▶ **Job**: Repeat exactly the lines from the line containing "Enumerate this screenshot's" through the last line of the records below, inclusive, and nothing else.

▶ **Working data**:
· · · · · · ·
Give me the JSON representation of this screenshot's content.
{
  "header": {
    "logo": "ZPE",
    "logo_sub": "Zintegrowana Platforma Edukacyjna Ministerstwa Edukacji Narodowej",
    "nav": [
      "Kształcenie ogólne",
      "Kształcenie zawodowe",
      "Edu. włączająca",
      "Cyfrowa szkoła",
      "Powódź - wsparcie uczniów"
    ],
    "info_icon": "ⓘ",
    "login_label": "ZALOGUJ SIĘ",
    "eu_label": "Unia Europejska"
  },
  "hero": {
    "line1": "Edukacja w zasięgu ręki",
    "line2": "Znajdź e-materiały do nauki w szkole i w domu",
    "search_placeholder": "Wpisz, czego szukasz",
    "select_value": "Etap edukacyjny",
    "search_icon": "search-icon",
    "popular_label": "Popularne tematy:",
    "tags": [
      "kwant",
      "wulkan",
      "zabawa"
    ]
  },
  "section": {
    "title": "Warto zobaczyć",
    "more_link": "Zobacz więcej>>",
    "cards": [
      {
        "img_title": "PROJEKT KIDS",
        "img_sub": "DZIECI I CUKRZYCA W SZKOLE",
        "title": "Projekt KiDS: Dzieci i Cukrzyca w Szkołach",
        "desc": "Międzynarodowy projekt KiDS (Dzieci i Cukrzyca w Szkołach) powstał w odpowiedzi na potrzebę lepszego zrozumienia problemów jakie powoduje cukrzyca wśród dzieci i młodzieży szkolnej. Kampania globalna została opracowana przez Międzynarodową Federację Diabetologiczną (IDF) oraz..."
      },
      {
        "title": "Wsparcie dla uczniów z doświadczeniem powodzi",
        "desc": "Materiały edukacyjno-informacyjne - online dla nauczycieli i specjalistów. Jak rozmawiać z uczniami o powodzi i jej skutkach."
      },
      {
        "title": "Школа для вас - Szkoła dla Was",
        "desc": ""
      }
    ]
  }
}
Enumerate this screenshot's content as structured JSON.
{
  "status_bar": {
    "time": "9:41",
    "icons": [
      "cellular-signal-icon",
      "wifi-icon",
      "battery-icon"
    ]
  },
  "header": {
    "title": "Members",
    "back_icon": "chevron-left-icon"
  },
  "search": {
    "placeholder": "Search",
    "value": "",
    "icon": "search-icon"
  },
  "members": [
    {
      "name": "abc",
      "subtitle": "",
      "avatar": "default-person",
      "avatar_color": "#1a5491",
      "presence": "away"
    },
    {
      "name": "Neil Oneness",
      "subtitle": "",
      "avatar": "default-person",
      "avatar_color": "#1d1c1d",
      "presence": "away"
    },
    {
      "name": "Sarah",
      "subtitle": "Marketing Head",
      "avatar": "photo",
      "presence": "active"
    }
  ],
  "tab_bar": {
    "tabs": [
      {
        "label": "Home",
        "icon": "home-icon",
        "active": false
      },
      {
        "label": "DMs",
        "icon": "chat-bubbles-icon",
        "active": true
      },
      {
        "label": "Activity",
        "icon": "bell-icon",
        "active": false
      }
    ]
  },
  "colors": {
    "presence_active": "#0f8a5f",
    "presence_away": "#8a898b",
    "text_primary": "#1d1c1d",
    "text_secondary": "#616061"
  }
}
· · · · · · ·
▶ **Result for this task**:
Enumerate this screenshot's content as structured JSON.
{
  "status_bar": {
    "time": "9:41",
    "icons": [
      "cellular-signal-icon",
      "wifi-icon",
      "battery-icon"
    ]
  },
  "header": {
    "title": "Members",
    "back_icon": "chevron-left-icon"
  },
  "search": {
    "placeholder": "Search",
    "value": "",
    "icon": "search-icon"
  },
  "members": [
    {
      "name": "abc",
      "subtitle": "",
      "avatar": "default-person",
      "avatar_color": "#1a5491",
      "presence": "away"
    },
    {
      "name": "Neil Oneness",
      "subtitle": "",
      "avatar": "default-person",
      "avatar_color": "#1d1c1d",
      "presence": "away"
    },
    {
      "name": "Sarah",
      "subtitle": "Marketing Head",
      "avatar": "photo",
      "presence": "active"
    }
  ],
  "tab_bar": {
    "tabs": [
      {
        "label": "Home",
        "icon": "home-icon",
        "active": false
      },
      {
        "label": "DMs",
        "icon": "chat-bubbles-icon",
        "active": true
      },
      {
        "label": "Activity",
        "icon": "bell-icon",
        "active": false
      }
    ]
  },
  "colors": {
    "presence_active": "#0f8a5f",
    "presence_away": "#8a898b",
    "text_primary": "#1d1c1d",
    "text_secondary": "#616061"
  }
}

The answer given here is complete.